This is a collection of 34 short stories, which average about 20 pages in length. Most of them could be described as having an aspect of fantasy or science fiction, though some are relatively straightforward, and others are just plain odd. Two stories, "The Map" and "The Cat" both take place in the same world as Wolfe's Book of the New Sun series, and several other stories here are linked together. A lot of these stories play around with the conventions of genre storytelling, as evidenced just by their titles ("The Last Thrilling Wonder Story", "The HORARS of War", "Our Neighbour by David Copperfield", "When I Was Ming the Merciless").

My favourite story here was probably "Procreation" (which is actually split into three stories: "Creation", "Re-creation" and "The Sister's Account"), a brief tale that is both humourous and beautifully profound. "The Headless Man" seems to start off ridiculous, but ends up to be quite moving, and "Kevin Malone" is an eerie story of a down-on-their luck couple who get jobs to act as the wealthy inhabitants of a large mansion, as long as they ask no questions.

"The Detective of Dreams" probably deserves special mention, because not only does Wolfe call it one of his own favourite stories, but many others consider it to embody his clearest statement of purpose. In it, the detective-narrator investigates the case of three people who are haunted by re-occurring dreams; dreams which relate to faults in their own lives, and also involve a central figure who they are convinced is causing these dreams (though never named, it is obviously Jesus Christ). The detective is charged with 'destroying' this tormentor, and does so, after he identifies Him, by going to church and receiving Holy Communion. I remember reading an article quite a while ago that contrasted the writings of Protestants with those of Catholics, and it noted that whereas the Protestant tendency is to regard the relationship with God as something that separates the person from others and indeed the entire world, the Catholic view is that it is through experience of the world and community with others that a person discovers God (a comparison which is perhaps more 'interesting' than 'right-on-the-money'). Wolfe here strongly articulates his own Catholic faith, where he not only treats created reality as being full of signs and meaning, but even the dreams that we are sent.

There are some good stories here, and some mediocre ones, but I can't say that this is really a knock-your-socks-off collection.

■ ■ ■ ■ ■

Given request 1>
How many short stories does the reviewed collection contain?
Given request 2>
Set down the part of the review starting with "My favourite story" and going on through "ask no questions.".
Given request 3>
Which titles does the review cite as showing that the stories play around with the conventions of genre storytelling?

Material provided>

■ ■ ■ ■ ■

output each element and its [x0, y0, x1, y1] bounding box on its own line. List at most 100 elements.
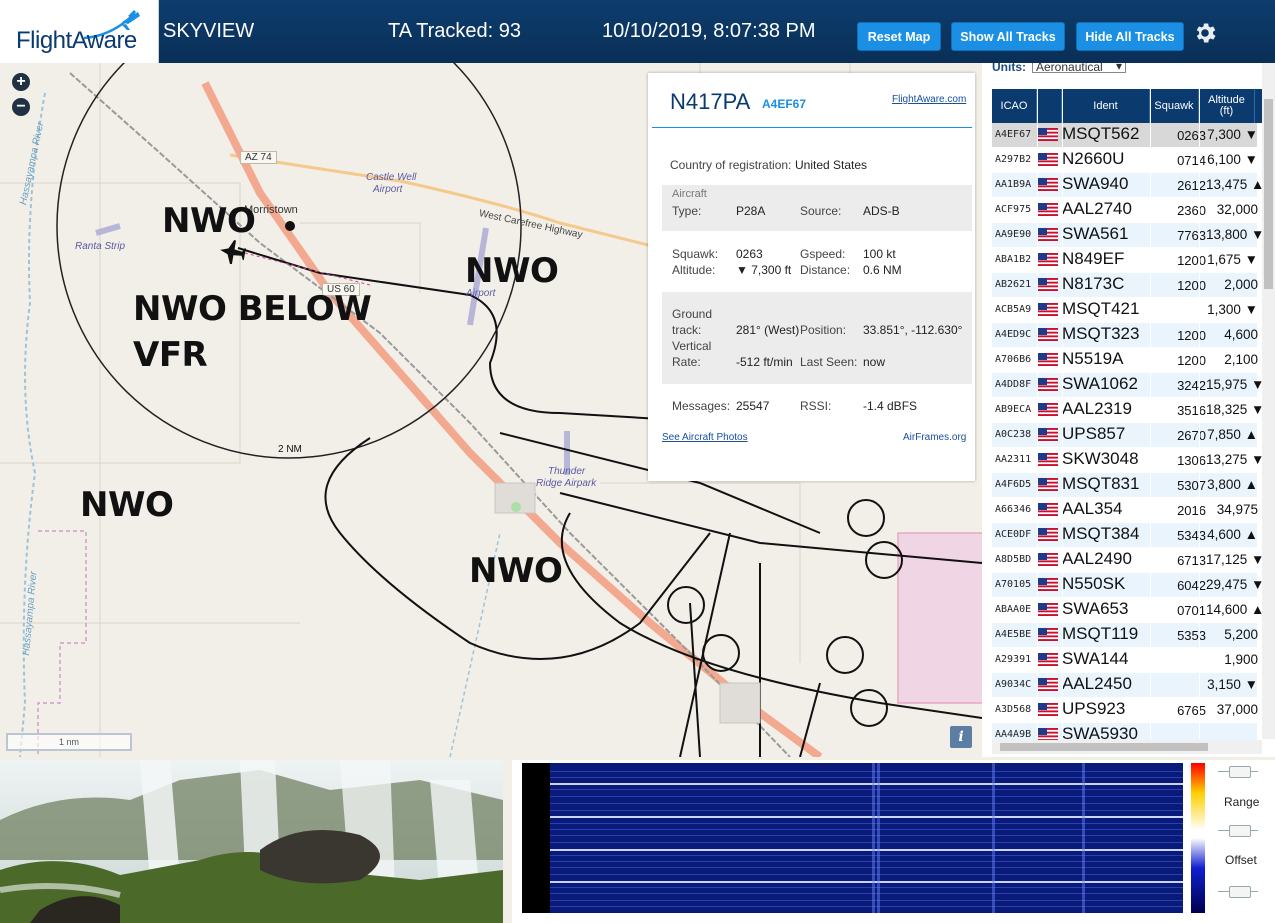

■ ■ ■ ■ ■

Expected answer 1>
34

Expected answer 2>
My favourite story here was probably "Procreation" (which is actually split into three stories: "Creation", "Re-creation" and "The Sister's Account"), a brief tale that is both humourous and beautifully profound. "The Headless Man" seems to start off ridiculous, but ends up to be quite moving, and "Kevin Malone" is an eerie story of a down-on-their luck couple who get jobs to act as the wealthy inhabitants of a large mansion, as long as they ask no questions.

Expected answer 3>
"The Last Thrilling Wonder Story"
"The HORARS of War"
"Our Neighbour by David Copperfield"
"When I Was Ming the Merciless"